* Your assignment:
Return the full set of records, matching them character for character.

* Information given:

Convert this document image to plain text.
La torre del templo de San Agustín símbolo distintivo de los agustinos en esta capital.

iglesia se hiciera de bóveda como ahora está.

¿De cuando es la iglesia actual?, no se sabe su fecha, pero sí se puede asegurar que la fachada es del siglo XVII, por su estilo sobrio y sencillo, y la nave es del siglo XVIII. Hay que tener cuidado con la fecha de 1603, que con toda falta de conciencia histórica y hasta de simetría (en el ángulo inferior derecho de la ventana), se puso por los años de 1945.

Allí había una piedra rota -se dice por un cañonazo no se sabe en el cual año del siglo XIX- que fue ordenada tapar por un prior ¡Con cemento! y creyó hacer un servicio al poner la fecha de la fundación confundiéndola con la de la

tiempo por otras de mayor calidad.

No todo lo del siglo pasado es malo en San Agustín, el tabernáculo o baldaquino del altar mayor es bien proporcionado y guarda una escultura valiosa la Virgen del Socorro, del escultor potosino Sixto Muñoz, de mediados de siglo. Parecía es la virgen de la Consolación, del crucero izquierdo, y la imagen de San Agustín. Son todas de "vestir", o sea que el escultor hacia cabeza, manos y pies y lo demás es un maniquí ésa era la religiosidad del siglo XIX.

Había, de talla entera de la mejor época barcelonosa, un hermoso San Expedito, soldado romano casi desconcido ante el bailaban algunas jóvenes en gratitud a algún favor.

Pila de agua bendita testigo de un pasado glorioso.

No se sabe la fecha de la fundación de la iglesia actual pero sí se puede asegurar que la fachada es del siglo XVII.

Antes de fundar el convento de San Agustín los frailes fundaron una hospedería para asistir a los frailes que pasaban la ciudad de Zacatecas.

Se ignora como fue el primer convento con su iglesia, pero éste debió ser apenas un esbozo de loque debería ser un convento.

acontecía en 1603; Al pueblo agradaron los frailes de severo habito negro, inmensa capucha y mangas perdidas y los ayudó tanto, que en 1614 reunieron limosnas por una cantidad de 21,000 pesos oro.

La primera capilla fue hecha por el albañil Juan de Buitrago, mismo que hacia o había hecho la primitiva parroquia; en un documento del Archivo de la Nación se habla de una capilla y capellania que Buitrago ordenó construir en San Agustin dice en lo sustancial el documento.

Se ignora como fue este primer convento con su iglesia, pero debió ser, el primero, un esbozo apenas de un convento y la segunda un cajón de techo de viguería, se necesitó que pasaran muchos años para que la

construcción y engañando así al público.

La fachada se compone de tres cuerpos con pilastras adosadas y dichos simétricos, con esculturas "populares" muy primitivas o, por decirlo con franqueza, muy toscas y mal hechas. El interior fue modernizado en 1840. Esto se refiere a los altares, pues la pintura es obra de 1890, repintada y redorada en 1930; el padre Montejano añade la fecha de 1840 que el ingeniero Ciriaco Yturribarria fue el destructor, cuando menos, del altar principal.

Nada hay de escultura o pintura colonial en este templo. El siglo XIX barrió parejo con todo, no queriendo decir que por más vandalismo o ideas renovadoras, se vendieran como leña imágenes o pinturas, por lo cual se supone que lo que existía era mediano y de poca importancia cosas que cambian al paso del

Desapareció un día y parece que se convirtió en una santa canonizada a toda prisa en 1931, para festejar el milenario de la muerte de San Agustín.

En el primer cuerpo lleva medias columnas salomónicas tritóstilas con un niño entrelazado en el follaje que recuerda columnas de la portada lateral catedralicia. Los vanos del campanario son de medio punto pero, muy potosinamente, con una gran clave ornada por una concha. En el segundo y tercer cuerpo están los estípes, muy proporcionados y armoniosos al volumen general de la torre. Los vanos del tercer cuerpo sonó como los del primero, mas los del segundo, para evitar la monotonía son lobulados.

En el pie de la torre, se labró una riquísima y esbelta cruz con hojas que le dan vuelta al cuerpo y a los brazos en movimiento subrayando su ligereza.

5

* Answer to this task:
Convert this document image to plain text.
La torre del templo de San Agustín símbolo distintivo de los agustinos en esta capital.

iglesia se hiciera de bóveda como ahora está.

¿De cuando es la iglesia actual?, no se sabe su fecha, pero sí se puede asegurar que la fachada es del siglo XVII, por su estilo sobrio y sencillo, y la nave es del siglo XVIII. Hay que tener cuidado con la fecha de 1603, que con toda falta de conciencia histórica y hasta de simetría (en el ángulo inferior derecho de la ventana), se puso por los años de 1945.

Allí había una piedra rota -se dice por un cañonazo no se sabe en el cual año del siglo XIX- que fue ordenada tapar por un prior ¡Con cemento! y creyó hacer un servicio al poner la fecha de la fundación confundiéndola con la de la

tiempo por otras de mayor calidad.

No todo lo del siglo pasado es malo en San Agustín, el tabernáculo o baldaquino del altar mayor es bien proporcionado y guarda una escultura valiosa la Virgen del Socorro, del escultor potosino Sixto Muñoz, de mediados de siglo. Parecía es la virgen de la Consolación, del crucero izquierdo, y la imagen de San Agustín. Son todas de "vestir", o sea que el escultor hacia cabeza, manos y pies y lo demás es un maniquí ésa era la religiosidad del siglo XIX.

Había, de talla entera de la mejor época barcelonosa, un hermoso San Expedito, soldado romano casi desconcido ante el bailaban algunas jóvenes en gratitud a algún favor.

Pila de agua bendita testigo de un pasado glorioso.

No se sabe la fecha de la fundación de la iglesia actual pero sí se puede asegurar que la fachada es del siglo XVII.

Antes de fundar el convento de San Agustín los frailes fundaron una hospedería para asistir a los frailes que pasaban la ciudad de Zacatecas.

Se ignora como fue el primer convento con su iglesia, pero éste debió ser apenas un esbozo de loque debería ser un convento.

acontecía en 1603; Al pueblo agradaron los frailes de severo habito negro, inmensa capucha y mangas perdidas y los ayudó tanto, que en 1614 reunieron limosnas por una cantidad de 21,000 pesos oro.

La primera capilla fue hecha por el albañil Juan de Buitrago, mismo que hacia o había hecho la primitiva parroquia; en un documento del Archivo de la Nación se habla de una capilla y capellania que Buitrago ordenó construir en San Agustin dice en lo sustancial el documento.

Se ignora como fue este primer convento con su iglesia, pero debió ser, el primero, un esbozo apenas de un convento y la segunda un cajón de techo de viguería, se necesitó que pasaran muchos años para que la

construcción y engañando así al público.

La fachada se compone de tres cuerpos con pilastras adosadas y dichos simétricos, con esculturas "populares" muy primitivas o, por decirlo con franqueza, muy toscas y mal hechas. El interior fue modernizado en 1840. Esto se refiere a los altares, pues la pintura es obra de 1890, repintada y redorada en 1930; el padre Montejano añade la fecha de 1840 que el ingeniero Ciriaco Yturribarria fue el destructor, cuando menos, del altar principal.

Nada hay de escultura o pintura colonial en este templo. El siglo XIX barrió parejo con todo, no queriendo decir que por más vandalismo o ideas renovadoras, se vendieran como leña imágenes o pinturas, por lo cual se supone que lo que existía era mediano y de poca importancia cosas que cambian al paso del

Desapareció un día y parece que se convirtió en una santa canonizada a toda prisa en 1931, para festejar el milenario de la muerte de San Agustín.

En el primer cuerpo lleva medias columnas salomónicas tritóstilas con un niño entrelazado en el follaje que recuerda columnas de la portada lateral catedralicia. Los vanos del campanario son de medio punto pero, muy potosinamente, con una gran clave ornada por una concha. En el segundo y tercer cuerpo están los estípes, muy proporcionados y armoniosos al volumen general de la torre. Los vanos del tercer cuerpo sonó como los del primero, mas los del segundo, para evitar la monotonía son lobulados.

En el pie de la torre, se labró una riquísima y esbelta cruz con hojas que le dan vuelta al cuerpo y a los brazos en movimiento subrayando su ligereza.

5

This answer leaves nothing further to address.